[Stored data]
***

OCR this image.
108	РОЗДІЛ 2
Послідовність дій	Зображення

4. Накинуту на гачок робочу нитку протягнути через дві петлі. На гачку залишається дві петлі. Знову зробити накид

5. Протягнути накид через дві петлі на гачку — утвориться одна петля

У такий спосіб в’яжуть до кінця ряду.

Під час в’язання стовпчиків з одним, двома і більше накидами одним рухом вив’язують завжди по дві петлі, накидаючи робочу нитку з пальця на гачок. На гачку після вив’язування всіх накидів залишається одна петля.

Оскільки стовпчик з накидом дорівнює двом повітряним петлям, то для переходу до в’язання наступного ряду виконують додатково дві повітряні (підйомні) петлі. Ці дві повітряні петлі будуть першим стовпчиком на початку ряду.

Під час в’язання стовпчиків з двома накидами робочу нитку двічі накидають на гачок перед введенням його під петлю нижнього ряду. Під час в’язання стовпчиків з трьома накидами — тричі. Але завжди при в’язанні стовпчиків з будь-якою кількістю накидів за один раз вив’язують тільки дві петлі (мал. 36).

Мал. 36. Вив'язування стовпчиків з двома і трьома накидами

***

[EXERCISE DETAILS] Retype each record exactly, leaving nothing out.

[REPLY]
OCR this image.
108	РОЗДІЛ 2
Послідовність дій	Зображення

4. Накинуту на гачок робочу нитку протягнути через дві петлі. На гачку залишається дві петлі. Знову зробити накид

5. Протягнути накид через дві петлі на гачку — утвориться одна петля

У такий спосіб в’яжуть до кінця ряду.

Під час в’язання стовпчиків з одним, двома і більше накидами одним рухом вив’язують завжди по дві петлі, накидаючи робочу нитку з пальця на гачок. На гачку після вив’язування всіх накидів залишається одна петля.

Оскільки стовпчик з накидом дорівнює двом повітряним петлям, то для переходу до в’язання наступного ряду виконують додатково дві повітряні (підйомні) петлі. Ці дві повітряні петлі будуть першим стовпчиком на початку ряду.

Під час в’язання стовпчиків з двома накидами робочу нитку двічі накидають на гачок перед введенням його під петлю нижнього ряду. Під час в’язання стовпчиків з трьома накидами — тричі. Але завжди при в’язанні стовпчиків з будь-якою кількістю накидів за один раз вив’язують тільки дві петлі (мал. 36).

Мал. 36. Вив'язування стовпчиків з двома і трьома накидами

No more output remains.